(TASK DETAILS) Identify each line in the records below that contains the word "JSON", and copy it.

*** ROWS

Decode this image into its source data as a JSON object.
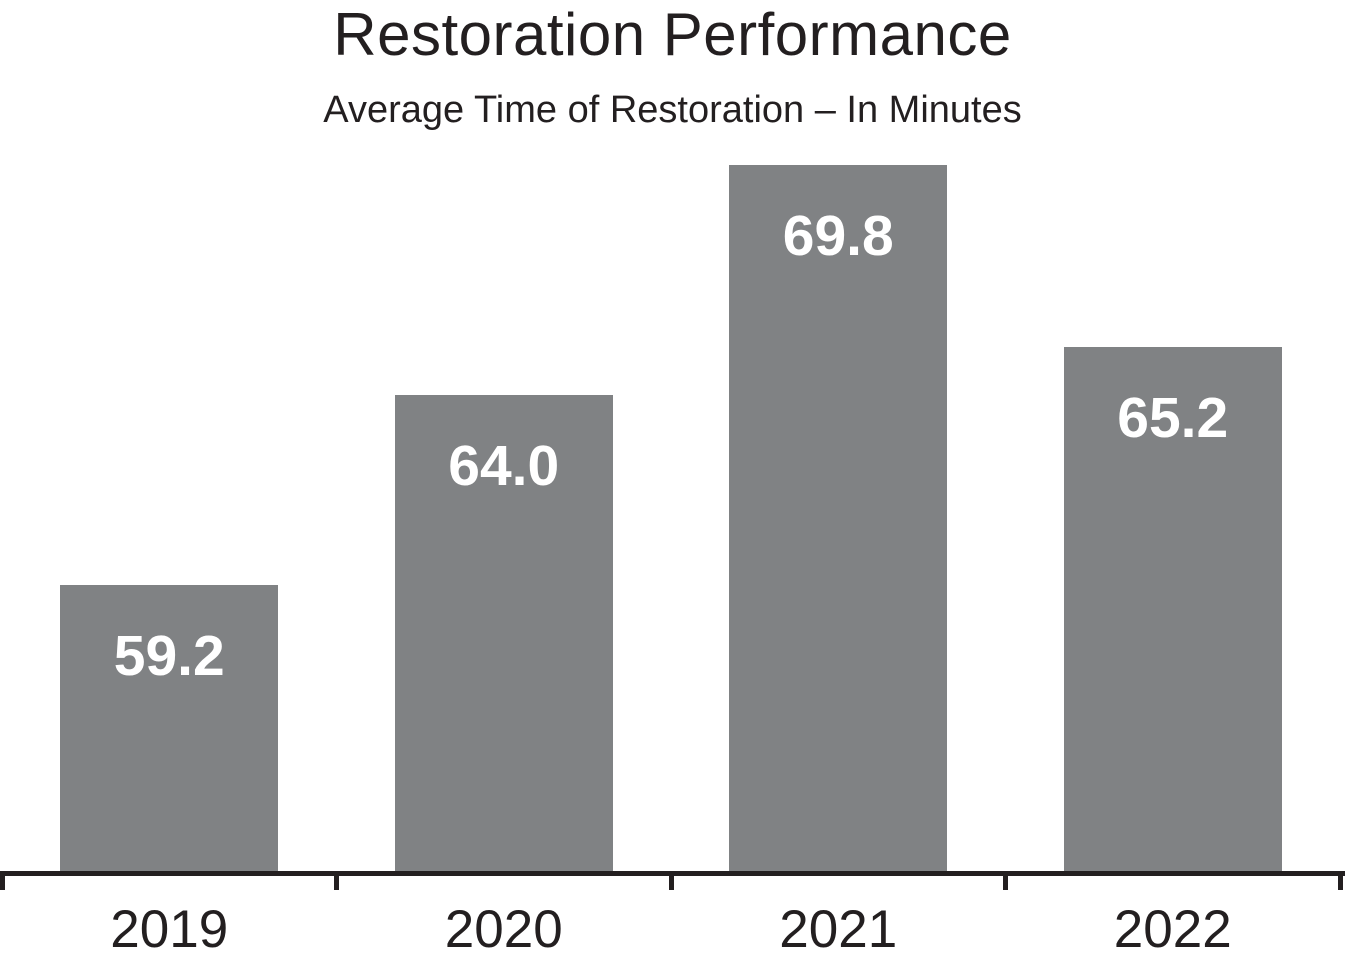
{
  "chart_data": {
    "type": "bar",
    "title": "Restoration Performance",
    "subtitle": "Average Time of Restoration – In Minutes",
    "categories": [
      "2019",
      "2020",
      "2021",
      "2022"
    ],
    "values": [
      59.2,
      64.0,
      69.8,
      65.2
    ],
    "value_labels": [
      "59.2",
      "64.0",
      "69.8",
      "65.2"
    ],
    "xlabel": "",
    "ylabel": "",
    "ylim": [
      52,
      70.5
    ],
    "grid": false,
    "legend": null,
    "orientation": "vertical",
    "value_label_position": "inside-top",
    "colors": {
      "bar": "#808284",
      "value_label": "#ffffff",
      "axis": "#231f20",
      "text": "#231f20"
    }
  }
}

******
*** ROWS

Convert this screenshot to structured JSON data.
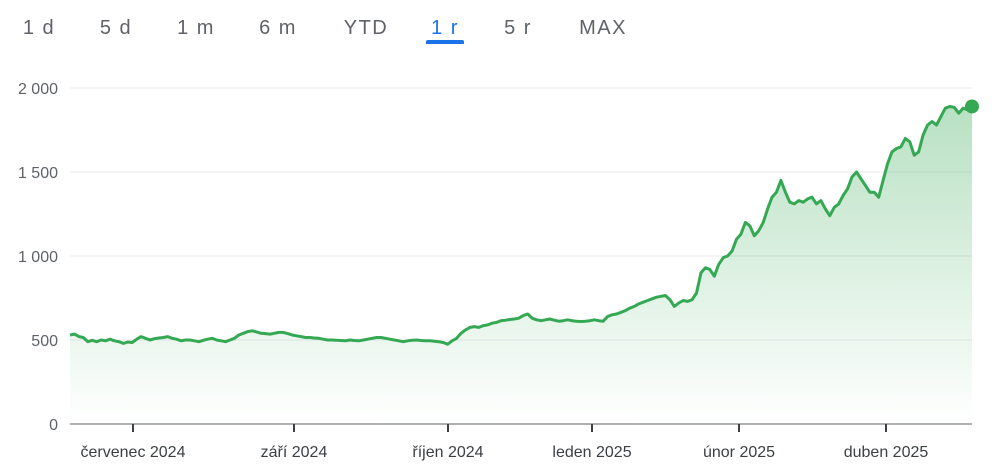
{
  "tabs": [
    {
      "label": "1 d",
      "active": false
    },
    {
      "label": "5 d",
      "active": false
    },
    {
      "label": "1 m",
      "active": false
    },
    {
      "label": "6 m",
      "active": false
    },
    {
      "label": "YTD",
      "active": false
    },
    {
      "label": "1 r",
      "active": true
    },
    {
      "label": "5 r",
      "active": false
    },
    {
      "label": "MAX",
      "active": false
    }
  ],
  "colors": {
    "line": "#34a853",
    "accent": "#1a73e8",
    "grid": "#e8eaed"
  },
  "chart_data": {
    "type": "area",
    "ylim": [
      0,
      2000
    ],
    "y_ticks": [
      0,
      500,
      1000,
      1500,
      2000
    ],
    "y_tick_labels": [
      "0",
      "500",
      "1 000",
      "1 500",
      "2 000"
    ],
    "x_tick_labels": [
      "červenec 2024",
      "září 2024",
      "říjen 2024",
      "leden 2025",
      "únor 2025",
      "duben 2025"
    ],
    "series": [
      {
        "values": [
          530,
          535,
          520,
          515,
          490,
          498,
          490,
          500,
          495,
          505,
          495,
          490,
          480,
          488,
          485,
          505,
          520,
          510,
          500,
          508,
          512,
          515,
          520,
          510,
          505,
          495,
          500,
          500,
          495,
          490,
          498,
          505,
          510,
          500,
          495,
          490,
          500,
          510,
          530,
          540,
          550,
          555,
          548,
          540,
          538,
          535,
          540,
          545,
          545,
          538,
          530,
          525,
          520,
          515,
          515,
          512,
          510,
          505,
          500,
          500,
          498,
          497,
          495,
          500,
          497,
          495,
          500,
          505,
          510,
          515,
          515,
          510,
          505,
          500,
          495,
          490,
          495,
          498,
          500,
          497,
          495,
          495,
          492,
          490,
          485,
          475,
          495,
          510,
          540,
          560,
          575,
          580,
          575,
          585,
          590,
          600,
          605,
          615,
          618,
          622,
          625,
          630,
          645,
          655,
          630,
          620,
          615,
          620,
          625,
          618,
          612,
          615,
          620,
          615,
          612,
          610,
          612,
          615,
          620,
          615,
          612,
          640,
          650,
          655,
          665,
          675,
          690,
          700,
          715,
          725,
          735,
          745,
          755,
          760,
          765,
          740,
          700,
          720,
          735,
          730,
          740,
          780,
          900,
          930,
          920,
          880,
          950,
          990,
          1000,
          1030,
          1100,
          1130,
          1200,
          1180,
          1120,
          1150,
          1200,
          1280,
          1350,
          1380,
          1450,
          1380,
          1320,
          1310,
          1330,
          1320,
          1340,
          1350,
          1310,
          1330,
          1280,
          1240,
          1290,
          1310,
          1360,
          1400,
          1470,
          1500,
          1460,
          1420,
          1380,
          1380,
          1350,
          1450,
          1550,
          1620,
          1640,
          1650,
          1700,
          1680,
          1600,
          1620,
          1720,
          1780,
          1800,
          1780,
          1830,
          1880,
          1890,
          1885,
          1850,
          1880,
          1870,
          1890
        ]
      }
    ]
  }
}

******

(ANSWER FOR THE TASK)
Decode this image into its source data as a JSON object.
Convert this screenshot to structured JSON data.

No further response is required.